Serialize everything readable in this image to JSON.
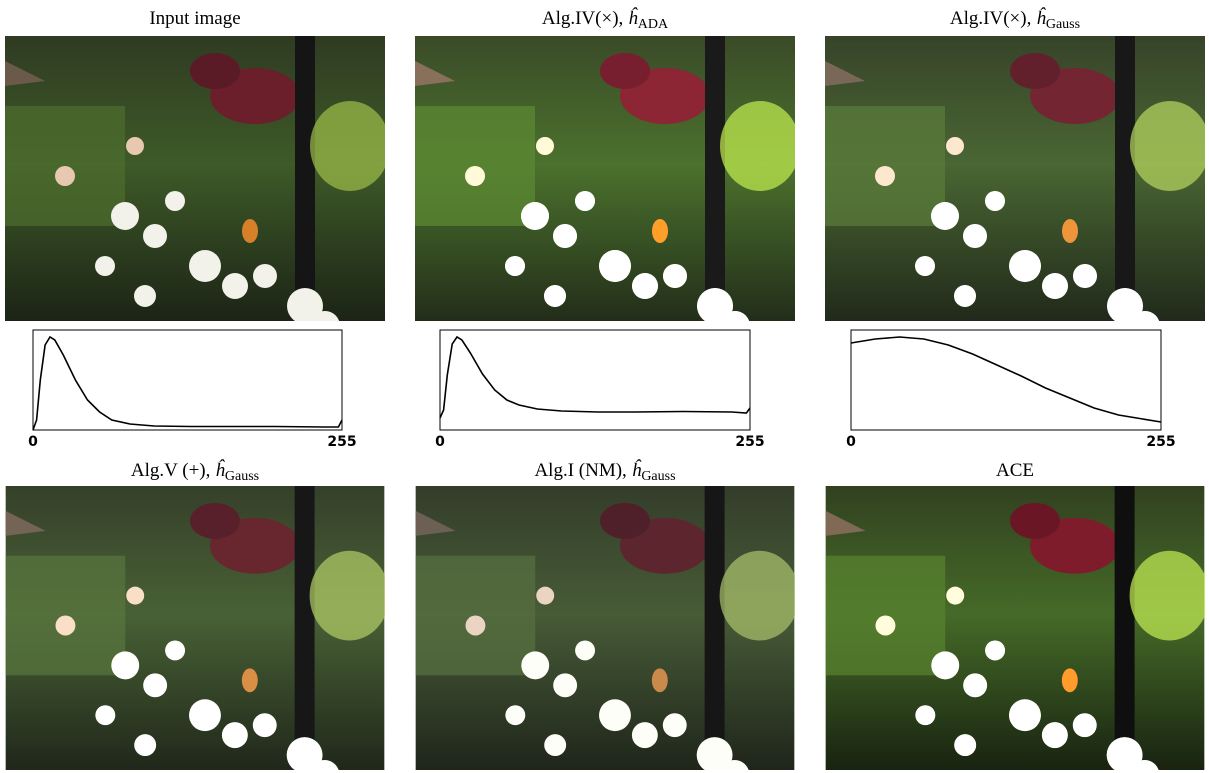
{
  "panels": [
    {
      "title": "Input image"
    },
    {
      "title": "Alg.IV(×),",
      "estimator": "ĥ",
      "subscript": "ADA"
    },
    {
      "title": "Alg.IV(×),",
      "estimator": "ĥ",
      "subscript": "Gauss"
    },
    {
      "title": "Alg.V (+),",
      "estimator": "ĥ",
      "subscript": "Gauss"
    },
    {
      "title": "Alg.I (NM),",
      "estimator": "ĥ",
      "subscript": "Gauss"
    },
    {
      "title": "ACE"
    }
  ],
  "chart_data": [
    {
      "type": "line",
      "x": [
        0,
        3,
        6,
        10,
        14,
        18,
        25,
        35,
        45,
        55,
        65,
        80,
        100,
        130,
        160,
        200,
        240,
        252,
        255
      ],
      "values": [
        0.0,
        0.1,
        0.5,
        0.85,
        0.93,
        0.9,
        0.75,
        0.5,
        0.3,
        0.18,
        0.1,
        0.06,
        0.04,
        0.035,
        0.035,
        0.035,
        0.03,
        0.03,
        0.1
      ],
      "xlim": [
        0,
        255
      ],
      "ylim": [
        0,
        1
      ],
      "xticks": [
        0,
        255
      ],
      "color": "#000000"
    },
    {
      "type": "line",
      "x": [
        0,
        3,
        6,
        10,
        14,
        18,
        25,
        35,
        45,
        55,
        65,
        80,
        100,
        130,
        160,
        200,
        240,
        252,
        255
      ],
      "values": [
        0.12,
        0.2,
        0.55,
        0.86,
        0.93,
        0.9,
        0.77,
        0.56,
        0.4,
        0.3,
        0.25,
        0.21,
        0.19,
        0.18,
        0.18,
        0.185,
        0.18,
        0.17,
        0.22
      ],
      "xlim": [
        0,
        255
      ],
      "ylim": [
        0,
        1
      ],
      "xticks": [
        0,
        255
      ],
      "color": "#000000"
    },
    {
      "type": "line",
      "x": [
        0,
        20,
        40,
        60,
        80,
        100,
        120,
        140,
        160,
        180,
        200,
        220,
        240,
        255
      ],
      "values": [
        0.87,
        0.91,
        0.93,
        0.91,
        0.85,
        0.76,
        0.65,
        0.54,
        0.42,
        0.32,
        0.22,
        0.15,
        0.11,
        0.08
      ],
      "xlim": [
        0,
        255
      ],
      "ylim": [
        0,
        1
      ],
      "xticks": [
        0,
        255
      ],
      "color": "#000000"
    }
  ]
}
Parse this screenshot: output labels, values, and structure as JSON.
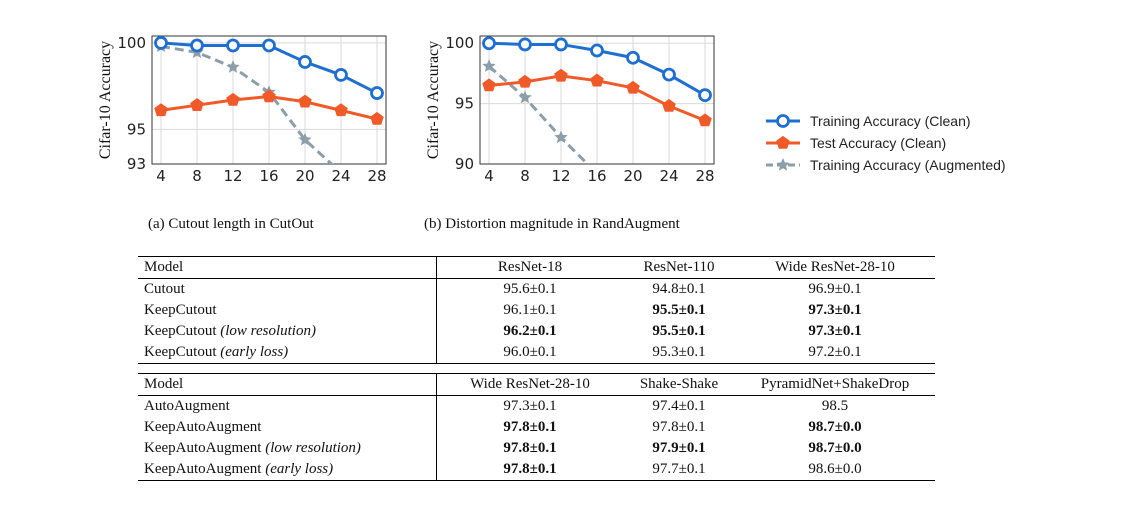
{
  "chart_data": [
    {
      "type": "line",
      "ylabel": "Cifar-10 Accuracy",
      "caption": "(a) Cutout length in CutOut",
      "x": [
        4,
        8,
        12,
        16,
        20,
        24,
        28
      ],
      "xticks": [
        "4",
        "8",
        "12",
        "16",
        "20",
        "24",
        "28"
      ],
      "yticks": [
        "93",
        "95",
        "100"
      ],
      "ylim": [
        93,
        100.4
      ],
      "xlim": [
        3,
        29
      ],
      "grid": true,
      "series": [
        {
          "name": "Training Accuracy (Clean)",
          "color": "#1f6fd1",
          "marker": "circle",
          "values": [
            100.0,
            99.85,
            99.85,
            99.85,
            98.9,
            98.15,
            97.1
          ]
        },
        {
          "name": "Test Accuracy (Clean)",
          "color": "#f05a28",
          "marker": "pentagon",
          "values": [
            96.1,
            96.4,
            96.7,
            96.9,
            96.6,
            96.1,
            95.6
          ]
        },
        {
          "name": "Training Accuracy (Augmented)",
          "color": "#8c9eaa",
          "marker": "star",
          "dashed": true,
          "values": [
            99.8,
            99.45,
            98.6,
            97.15,
            94.4,
            92.5,
            null
          ]
        }
      ]
    },
    {
      "type": "line",
      "ylabel": "Cifar-10 Accuracy",
      "caption": "(b) Distortion magnitude in RandAugment",
      "x": [
        4,
        8,
        12,
        16,
        20,
        24,
        28
      ],
      "xticks": [
        "4",
        "8",
        "12",
        "16",
        "20",
        "24",
        "28"
      ],
      "yticks": [
        "90",
        "95",
        "100"
      ],
      "ylim": [
        90,
        100.6
      ],
      "xlim": [
        3,
        29
      ],
      "grid": true,
      "series": [
        {
          "name": "Training Accuracy (Clean)",
          "color": "#1f6fd1",
          "marker": "circle",
          "values": [
            100.0,
            99.9,
            99.9,
            99.4,
            98.8,
            97.4,
            95.7
          ]
        },
        {
          "name": "Test Accuracy (Clean)",
          "color": "#f05a28",
          "marker": "pentagon",
          "values": [
            96.5,
            96.8,
            97.3,
            96.9,
            96.3,
            94.8,
            93.6
          ]
        },
        {
          "name": "Training Accuracy (Augmented)",
          "color": "#8c9eaa",
          "marker": "star",
          "dashed": true,
          "values": [
            98.1,
            95.5,
            92.2,
            89.2,
            null,
            null,
            null
          ]
        }
      ]
    }
  ],
  "legend": [
    {
      "label": "Training Accuracy (Clean)",
      "color": "#1f6fd1",
      "marker": "circle"
    },
    {
      "label": "Test Accuracy (Clean)",
      "color": "#f05a28",
      "marker": "pentagon"
    },
    {
      "label": "Training Accuracy (Augmented)",
      "color": "#8c9eaa",
      "marker": "star",
      "dashed": true
    }
  ],
  "tables": [
    {
      "headers": [
        "Model",
        "ResNet-18",
        "ResNet-110",
        "Wide ResNet-28-10"
      ],
      "rows": [
        {
          "model": "Cutout",
          "model_italic": "",
          "cells": [
            {
              "v": "95.6±0.1",
              "b": false
            },
            {
              "v": "94.8±0.1",
              "b": false
            },
            {
              "v": "96.9±0.1",
              "b": false
            }
          ]
        },
        {
          "model": "KeepCutout",
          "model_italic": "",
          "cells": [
            {
              "v": "96.1±0.1",
              "b": false
            },
            {
              "v": "95.5±0.1",
              "b": true
            },
            {
              "v": "97.3±0.1",
              "b": true
            }
          ]
        },
        {
          "model": "KeepCutout ",
          "model_italic": "(low resolution)",
          "cells": [
            {
              "v": "96.2±0.1",
              "b": true
            },
            {
              "v": "95.5±0.1",
              "b": true
            },
            {
              "v": "97.3±0.1",
              "b": true
            }
          ]
        },
        {
          "model": "KeepCutout ",
          "model_italic": "(early loss)",
          "cells": [
            {
              "v": "96.0±0.1",
              "b": false
            },
            {
              "v": "95.3±0.1",
              "b": false
            },
            {
              "v": "97.2±0.1",
              "b": false
            }
          ]
        }
      ]
    },
    {
      "headers": [
        "Model",
        "Wide ResNet-28-10",
        "Shake-Shake",
        "PyramidNet+ShakeDrop"
      ],
      "rows": [
        {
          "model": "AutoAugment",
          "model_italic": "",
          "cells": [
            {
              "v": "97.3±0.1",
              "b": false
            },
            {
              "v": "97.4±0.1",
              "b": false
            },
            {
              "v": "98.5",
              "b": false
            }
          ]
        },
        {
          "model": "KeepAutoAugment",
          "model_italic": "",
          "cells": [
            {
              "v": "97.8±0.1",
              "b": true
            },
            {
              "v": "97.8±0.1",
              "b": false
            },
            {
              "v": "98.7±0.0",
              "b": true
            }
          ]
        },
        {
          "model": "KeepAutoAugment ",
          "model_italic": "(low resolution)",
          "cells": [
            {
              "v": "97.8±0.1",
              "b": true
            },
            {
              "v": "97.9±0.1",
              "b": true
            },
            {
              "v": "98.7±0.0",
              "b": true
            }
          ]
        },
        {
          "model": "KeepAutoAugment ",
          "model_italic": "(early loss)",
          "cells": [
            {
              "v": "97.8±0.1",
              "b": true
            },
            {
              "v": "97.7±0.1",
              "b": false
            },
            {
              "v": "98.6±0.0",
              "b": false
            }
          ]
        }
      ]
    }
  ]
}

__________

* AIM OF THE TASK
Make an exact reproduction of the listing above, without any pictures.

* REPLY
Serialize everything readable in this image to JSON.
{
  "panels": [
    {
      "title": "Input image"
    },
    {
      "title": "Alg.IV(×),",
      "estimator": "ĥ",
      "subscript": "ADA"
    },
    {
      "title": "Alg.IV(×),",
      "estimator": "ĥ",
      "subscript": "Gauss"
    },
    {
      "title": "Alg.V (+),",
      "estimator": "ĥ",
      "subscript": "Gauss"
    },
    {
      "title": "Alg.I (NM),",
      "estimator": "ĥ",
      "subscript": "Gauss"
    },
    {
      "title": "ACE"
    }
  ],
  "chart_data": [
    {
      "type": "line",
      "x": [
        0,
        3,
        6,
        10,
        14,
        18,
        25,
        35,
        45,
        55,
        65,
        80,
        100,
        130,
        160,
        200,
        240,
        252,
        255
      ],
      "values": [
        0.0,
        0.1,
        0.5,
        0.85,
        0.93,
        0.9,
        0.75,
        0.5,
        0.3,
        0.18,
        0.1,
        0.06,
        0.04,
        0.035,
        0.035,
        0.035,
        0.03,
        0.03,
        0.1
      ],
      "xlim": [
        0,
        255
      ],
      "ylim": [
        0,
        1
      ],
      "xticks": [
        0,
        255
      ],
      "color": "#000000"
    },
    {
      "type": "line",
      "x": [
        0,
        3,
        6,
        10,
        14,
        18,
        25,
        35,
        45,
        55,
        65,
        80,
        100,
        130,
        160,
        200,
        240,
        252,
        255
      ],
      "values": [
        0.12,
        0.2,
        0.55,
        0.86,
        0.93,
        0.9,
        0.77,
        0.56,
        0.4,
        0.3,
        0.25,
        0.21,
        0.19,
        0.18,
        0.18,
        0.185,
        0.18,
        0.17,
        0.22
      ],
      "xlim": [
        0,
        255
      ],
      "ylim": [
        0,
        1
      ],
      "xticks": [
        0,
        255
      ],
      "color": "#000000"
    },
    {
      "type": "line",
      "x": [
        0,
        20,
        40,
        60,
        80,
        100,
        120,
        140,
        160,
        180,
        200,
        220,
        240,
        255
      ],
      "values": [
        0.87,
        0.91,
        0.93,
        0.91,
        0.85,
        0.76,
        0.65,
        0.54,
        0.42,
        0.32,
        0.22,
        0.15,
        0.11,
        0.08
      ],
      "xlim": [
        0,
        255
      ],
      "ylim": [
        0,
        1
      ],
      "xticks": [
        0,
        255
      ],
      "color": "#000000"
    }
  ]
}
Parse this screenshot: output labels, values, and structure as JSON.
{
  "chart_data": [
    {
      "type": "line",
      "ylabel": "Cifar-10 Accuracy",
      "caption": "(a) Cutout length in CutOut",
      "x": [
        4,
        8,
        12,
        16,
        20,
        24,
        28
      ],
      "xticks": [
        "4",
        "8",
        "12",
        "16",
        "20",
        "24",
        "28"
      ],
      "yticks": [
        "93",
        "95",
        "100"
      ],
      "ylim": [
        93,
        100.4
      ],
      "xlim": [
        3,
        29
      ],
      "grid": true,
      "series": [
        {
          "name": "Training Accuracy (Clean)",
          "color": "#1f6fd1",
          "marker": "circle",
          "values": [
            100.0,
            99.85,
            99.85,
            99.85,
            98.9,
            98.15,
            97.1
          ]
        },
        {
          "name": "Test Accuracy (Clean)",
          "color": "#f05a28",
          "marker": "pentagon",
          "values": [
            96.1,
            96.4,
            96.7,
            96.9,
            96.6,
            96.1,
            95.6
          ]
        },
        {
          "name": "Training Accuracy (Augmented)",
          "color": "#8c9eaa",
          "marker": "star",
          "dashed": true,
          "values": [
            99.8,
            99.45,
            98.6,
            97.15,
            94.4,
            92.5,
            null
          ]
        }
      ]
    },
    {
      "type": "line",
      "ylabel": "Cifar-10 Accuracy",
      "caption": "(b) Distortion magnitude in RandAugment",
      "x": [
        4,
        8,
        12,
        16,
        20,
        24,
        28
      ],
      "xticks": [
        "4",
        "8",
        "12",
        "16",
        "20",
        "24",
        "28"
      ],
      "yticks": [
        "90",
        "95",
        "100"
      ],
      "ylim": [
        90,
        100.6
      ],
      "xlim": [
        3,
        29
      ],
      "grid": true,
      "series": [
        {
          "name": "Training Accuracy (Clean)",
          "color": "#1f6fd1",
          "marker": "circle",
          "values": [
            100.0,
            99.9,
            99.9,
            99.4,
            98.8,
            97.4,
            95.7
          ]
        },
        {
          "name": "Test Accuracy (Clean)",
          "color": "#f05a28",
          "marker": "pentagon",
          "values": [
            96.5,
            96.8,
            97.3,
            96.9,
            96.3,
            94.8,
            93.6
          ]
        },
        {
          "name": "Training Accuracy (Augmented)",
          "color": "#8c9eaa",
          "marker": "star",
          "dashed": true,
          "values": [
            98.1,
            95.5,
            92.2,
            89.2,
            null,
            null,
            null
          ]
        }
      ]
    }
  ],
  "legend": [
    {
      "label": "Training Accuracy (Clean)",
      "color": "#1f6fd1",
      "marker": "circle"
    },
    {
      "label": "Test Accuracy (Clean)",
      "color": "#f05a28",
      "marker": "pentagon"
    },
    {
      "label": "Training Accuracy (Augmented)",
      "color": "#8c9eaa",
      "marker": "star",
      "dashed": true
    }
  ],
  "tables": [
    {
      "headers": [
        "Model",
        "ResNet-18",
        "ResNet-110",
        "Wide ResNet-28-10"
      ],
      "rows": [
        {
          "model": "Cutout",
          "model_italic": "",
          "cells": [
            {
              "v": "95.6±0.1",
              "b": false
            },
            {
              "v": "94.8±0.1",
              "b": false
            },
            {
              "v": "96.9±0.1",
              "b": false
            }
          ]
        },
        {
          "model": "KeepCutout",
          "model_italic": "",
          "cells": [
            {
              "v": "96.1±0.1",
              "b": false
            },
            {
              "v": "95.5±0.1",
              "b": true
            },
            {
              "v": "97.3±0.1",
              "b": true
            }
          ]
        },
        {
          "model": "KeepCutout ",
          "model_italic": "(low resolution)",
          "cells": [
            {
              "v": "96.2±0.1",
              "b": true
            },
            {
              "v": "95.5±0.1",
              "b": true
            },
            {
              "v": "97.3±0.1",
              "b": true
            }
          ]
        },
        {
          "model": "KeepCutout ",
          "model_italic": "(early loss)",
          "cells": [
            {
              "v": "96.0±0.1",
              "b": false
            },
            {
              "v": "95.3±0.1",
              "b": false
            },
            {
              "v": "97.2±0.1",
              "b": false
            }
          ]
        }
      ]
    },
    {
      "headers": [
        "Model",
        "Wide ResNet-28-10",
        "Shake-Shake",
        "PyramidNet+ShakeDrop"
      ],
      "rows": [
        {
          "model": "AutoAugment",
          "model_italic": "",
          "cells": [
            {
              "v": "97.3±0.1",
              "b": false
            },
            {
              "v": "97.4±0.1",
              "b": false
            },
            {
              "v": "98.5",
              "b": false
            }
          ]
        },
        {
          "model": "KeepAutoAugment",
          "model_italic": "",
          "cells": [
            {
              "v": "97.8±0.1",
              "b": true
            },
            {
              "v": "97.8±0.1",
              "b": false
            },
            {
              "v": "98.7±0.0",
              "b": true
            }
          ]
        },
        {
          "model": "KeepAutoAugment ",
          "model_italic": "(low resolution)",
          "cells": [
            {
              "v": "97.8±0.1",
              "b": true
            },
            {
              "v": "97.9±0.1",
              "b": true
            },
            {
              "v": "98.7±0.0",
              "b": true
            }
          ]
        },
        {
          "model": "KeepAutoAugment ",
          "model_italic": "(early loss)",
          "cells": [
            {
              "v": "97.8±0.1",
              "b": true
            },
            {
              "v": "97.7±0.1",
              "b": false
            },
            {
              "v": "98.6±0.0",
              "b": false
            }
          ]
        }
      ]
    }
  ]
}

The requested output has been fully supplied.